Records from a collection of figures
::::::::::

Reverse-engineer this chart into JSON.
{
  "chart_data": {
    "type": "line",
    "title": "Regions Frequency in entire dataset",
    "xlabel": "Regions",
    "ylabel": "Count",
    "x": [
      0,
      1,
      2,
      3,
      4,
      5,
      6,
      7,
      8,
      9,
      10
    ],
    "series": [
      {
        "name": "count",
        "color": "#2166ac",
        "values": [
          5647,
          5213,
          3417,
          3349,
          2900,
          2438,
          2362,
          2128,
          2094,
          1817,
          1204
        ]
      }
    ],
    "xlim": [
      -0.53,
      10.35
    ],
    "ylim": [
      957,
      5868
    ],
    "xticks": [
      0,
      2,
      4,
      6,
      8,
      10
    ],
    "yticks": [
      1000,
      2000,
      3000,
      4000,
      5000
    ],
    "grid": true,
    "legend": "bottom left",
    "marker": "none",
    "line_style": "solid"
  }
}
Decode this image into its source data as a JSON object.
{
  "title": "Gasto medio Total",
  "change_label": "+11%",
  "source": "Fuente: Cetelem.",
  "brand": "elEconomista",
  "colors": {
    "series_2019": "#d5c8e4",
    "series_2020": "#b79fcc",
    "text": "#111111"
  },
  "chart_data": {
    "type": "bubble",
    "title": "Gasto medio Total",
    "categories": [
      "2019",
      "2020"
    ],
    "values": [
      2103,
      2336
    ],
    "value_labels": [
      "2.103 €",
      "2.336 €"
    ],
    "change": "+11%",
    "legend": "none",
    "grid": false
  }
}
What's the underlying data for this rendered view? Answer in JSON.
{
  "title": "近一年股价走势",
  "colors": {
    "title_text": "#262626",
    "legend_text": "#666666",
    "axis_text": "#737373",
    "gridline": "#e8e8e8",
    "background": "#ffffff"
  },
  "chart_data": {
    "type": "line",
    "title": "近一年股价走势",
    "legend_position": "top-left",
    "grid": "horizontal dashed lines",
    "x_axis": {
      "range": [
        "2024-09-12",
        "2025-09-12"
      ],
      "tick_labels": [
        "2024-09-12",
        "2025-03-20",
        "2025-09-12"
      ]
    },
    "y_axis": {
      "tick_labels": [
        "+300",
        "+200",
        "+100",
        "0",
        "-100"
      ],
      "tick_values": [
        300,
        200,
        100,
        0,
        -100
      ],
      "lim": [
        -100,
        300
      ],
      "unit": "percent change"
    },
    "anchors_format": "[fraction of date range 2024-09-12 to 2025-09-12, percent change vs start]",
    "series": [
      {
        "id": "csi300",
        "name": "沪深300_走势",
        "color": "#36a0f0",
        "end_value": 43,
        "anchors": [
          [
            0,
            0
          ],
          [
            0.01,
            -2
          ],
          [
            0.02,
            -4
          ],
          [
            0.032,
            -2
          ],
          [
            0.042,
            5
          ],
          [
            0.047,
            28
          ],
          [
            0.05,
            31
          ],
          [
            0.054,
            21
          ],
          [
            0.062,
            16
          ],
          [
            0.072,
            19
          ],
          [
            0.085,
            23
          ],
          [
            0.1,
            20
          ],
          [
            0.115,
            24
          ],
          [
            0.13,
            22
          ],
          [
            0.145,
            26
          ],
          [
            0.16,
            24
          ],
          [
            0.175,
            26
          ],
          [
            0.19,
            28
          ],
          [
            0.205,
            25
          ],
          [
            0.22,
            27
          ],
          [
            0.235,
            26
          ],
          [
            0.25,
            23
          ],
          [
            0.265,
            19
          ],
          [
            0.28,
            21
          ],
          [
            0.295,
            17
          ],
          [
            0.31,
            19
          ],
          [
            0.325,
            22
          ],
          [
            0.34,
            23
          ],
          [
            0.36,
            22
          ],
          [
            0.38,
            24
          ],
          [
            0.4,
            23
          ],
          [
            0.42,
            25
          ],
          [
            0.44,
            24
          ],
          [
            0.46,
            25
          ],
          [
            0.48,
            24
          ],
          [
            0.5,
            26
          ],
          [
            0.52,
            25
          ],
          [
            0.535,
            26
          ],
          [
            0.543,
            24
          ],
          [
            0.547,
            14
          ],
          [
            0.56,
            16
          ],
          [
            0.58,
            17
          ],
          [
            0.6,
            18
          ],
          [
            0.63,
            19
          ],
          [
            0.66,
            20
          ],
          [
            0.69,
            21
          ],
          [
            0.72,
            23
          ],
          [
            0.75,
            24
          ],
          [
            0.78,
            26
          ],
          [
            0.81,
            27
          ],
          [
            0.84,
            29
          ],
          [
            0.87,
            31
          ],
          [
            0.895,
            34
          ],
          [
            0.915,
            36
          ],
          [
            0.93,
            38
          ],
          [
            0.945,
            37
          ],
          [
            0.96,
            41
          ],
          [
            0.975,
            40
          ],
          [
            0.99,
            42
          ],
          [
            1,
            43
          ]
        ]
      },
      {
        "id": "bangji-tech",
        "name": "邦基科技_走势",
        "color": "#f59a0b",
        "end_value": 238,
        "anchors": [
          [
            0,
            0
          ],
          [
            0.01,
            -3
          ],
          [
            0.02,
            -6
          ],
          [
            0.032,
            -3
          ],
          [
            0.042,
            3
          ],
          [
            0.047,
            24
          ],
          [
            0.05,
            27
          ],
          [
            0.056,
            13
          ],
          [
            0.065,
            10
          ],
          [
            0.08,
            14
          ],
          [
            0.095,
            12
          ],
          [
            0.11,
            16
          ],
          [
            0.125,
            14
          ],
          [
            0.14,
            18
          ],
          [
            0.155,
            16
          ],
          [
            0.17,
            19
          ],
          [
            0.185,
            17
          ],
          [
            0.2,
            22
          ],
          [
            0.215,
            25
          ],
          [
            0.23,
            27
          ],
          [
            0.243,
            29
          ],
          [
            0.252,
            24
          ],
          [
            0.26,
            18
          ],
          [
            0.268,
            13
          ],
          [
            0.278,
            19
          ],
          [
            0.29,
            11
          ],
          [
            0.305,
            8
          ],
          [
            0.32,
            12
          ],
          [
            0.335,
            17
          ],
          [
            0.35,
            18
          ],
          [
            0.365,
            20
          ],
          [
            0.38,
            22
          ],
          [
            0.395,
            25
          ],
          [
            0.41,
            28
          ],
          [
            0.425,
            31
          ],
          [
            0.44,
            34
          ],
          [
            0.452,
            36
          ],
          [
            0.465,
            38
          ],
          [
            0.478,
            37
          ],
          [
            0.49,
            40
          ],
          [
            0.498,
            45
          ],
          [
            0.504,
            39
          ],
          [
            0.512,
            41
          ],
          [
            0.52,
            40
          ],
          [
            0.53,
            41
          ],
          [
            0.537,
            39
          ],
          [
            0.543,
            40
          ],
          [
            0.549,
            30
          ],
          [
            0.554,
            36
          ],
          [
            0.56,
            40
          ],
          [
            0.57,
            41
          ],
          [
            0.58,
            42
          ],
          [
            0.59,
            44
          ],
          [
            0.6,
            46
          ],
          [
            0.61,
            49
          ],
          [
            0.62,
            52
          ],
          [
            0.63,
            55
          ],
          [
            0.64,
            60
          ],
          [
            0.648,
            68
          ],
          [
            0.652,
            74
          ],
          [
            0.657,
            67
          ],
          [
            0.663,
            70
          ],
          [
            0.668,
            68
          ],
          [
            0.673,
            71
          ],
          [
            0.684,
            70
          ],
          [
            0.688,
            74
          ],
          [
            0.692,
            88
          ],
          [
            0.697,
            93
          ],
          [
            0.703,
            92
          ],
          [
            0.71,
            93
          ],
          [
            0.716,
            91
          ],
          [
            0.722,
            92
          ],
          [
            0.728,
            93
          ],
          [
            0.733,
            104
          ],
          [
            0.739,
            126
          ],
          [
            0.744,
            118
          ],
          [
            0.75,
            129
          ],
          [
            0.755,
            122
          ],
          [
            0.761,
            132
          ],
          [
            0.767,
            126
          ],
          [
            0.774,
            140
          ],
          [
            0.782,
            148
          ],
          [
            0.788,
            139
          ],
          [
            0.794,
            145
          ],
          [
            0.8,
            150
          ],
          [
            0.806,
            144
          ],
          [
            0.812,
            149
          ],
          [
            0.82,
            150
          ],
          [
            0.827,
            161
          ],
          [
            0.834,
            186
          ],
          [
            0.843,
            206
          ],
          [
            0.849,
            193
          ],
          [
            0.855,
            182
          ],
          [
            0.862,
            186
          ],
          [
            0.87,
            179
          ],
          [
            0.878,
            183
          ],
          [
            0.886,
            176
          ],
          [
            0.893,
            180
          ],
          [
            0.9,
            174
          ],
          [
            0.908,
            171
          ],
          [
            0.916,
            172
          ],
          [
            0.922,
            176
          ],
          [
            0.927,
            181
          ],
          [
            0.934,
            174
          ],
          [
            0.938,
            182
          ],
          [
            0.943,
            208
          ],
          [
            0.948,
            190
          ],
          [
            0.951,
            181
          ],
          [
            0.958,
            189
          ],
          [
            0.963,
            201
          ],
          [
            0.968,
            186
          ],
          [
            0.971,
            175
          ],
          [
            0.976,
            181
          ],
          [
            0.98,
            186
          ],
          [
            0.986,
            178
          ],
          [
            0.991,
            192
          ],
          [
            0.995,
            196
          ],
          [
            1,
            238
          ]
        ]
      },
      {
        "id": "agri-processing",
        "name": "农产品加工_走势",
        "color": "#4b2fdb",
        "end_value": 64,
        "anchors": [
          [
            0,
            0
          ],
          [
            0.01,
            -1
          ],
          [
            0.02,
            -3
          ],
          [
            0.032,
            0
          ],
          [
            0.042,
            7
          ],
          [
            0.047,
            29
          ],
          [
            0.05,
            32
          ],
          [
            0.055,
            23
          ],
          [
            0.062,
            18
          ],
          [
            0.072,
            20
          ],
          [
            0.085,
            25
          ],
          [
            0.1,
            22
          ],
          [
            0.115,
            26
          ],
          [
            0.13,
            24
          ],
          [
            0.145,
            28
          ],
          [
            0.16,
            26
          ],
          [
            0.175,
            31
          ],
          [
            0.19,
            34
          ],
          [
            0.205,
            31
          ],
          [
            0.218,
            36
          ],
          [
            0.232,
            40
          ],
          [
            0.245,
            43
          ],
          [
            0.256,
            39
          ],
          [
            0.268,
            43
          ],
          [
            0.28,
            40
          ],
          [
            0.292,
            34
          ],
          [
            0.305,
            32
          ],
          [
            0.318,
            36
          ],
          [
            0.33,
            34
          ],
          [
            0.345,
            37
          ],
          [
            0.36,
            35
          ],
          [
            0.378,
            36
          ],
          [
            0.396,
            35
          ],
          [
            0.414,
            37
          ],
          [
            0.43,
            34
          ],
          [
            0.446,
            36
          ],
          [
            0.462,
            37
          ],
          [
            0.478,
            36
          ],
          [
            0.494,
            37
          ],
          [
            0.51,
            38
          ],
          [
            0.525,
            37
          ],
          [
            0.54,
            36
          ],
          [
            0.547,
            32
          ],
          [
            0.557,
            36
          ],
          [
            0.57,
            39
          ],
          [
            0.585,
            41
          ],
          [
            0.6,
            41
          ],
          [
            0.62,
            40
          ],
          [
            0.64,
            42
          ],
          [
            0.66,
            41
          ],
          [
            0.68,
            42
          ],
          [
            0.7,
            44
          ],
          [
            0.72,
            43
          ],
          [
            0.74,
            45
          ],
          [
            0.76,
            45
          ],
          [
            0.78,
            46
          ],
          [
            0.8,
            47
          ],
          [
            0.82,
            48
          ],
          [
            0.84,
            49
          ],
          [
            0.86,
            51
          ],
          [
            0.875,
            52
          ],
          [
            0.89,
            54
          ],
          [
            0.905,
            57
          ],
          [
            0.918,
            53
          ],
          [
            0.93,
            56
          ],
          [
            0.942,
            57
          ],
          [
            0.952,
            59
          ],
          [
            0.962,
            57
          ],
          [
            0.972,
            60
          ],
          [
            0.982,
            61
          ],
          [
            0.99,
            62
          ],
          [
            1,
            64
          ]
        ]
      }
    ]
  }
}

::::::::::

**Given task:**
List the lines of the material in which the word "Regions" occurs.

**Correct response:**
    "title": "Regions Frequency in entire dataset",
    "xlabel": "Regions",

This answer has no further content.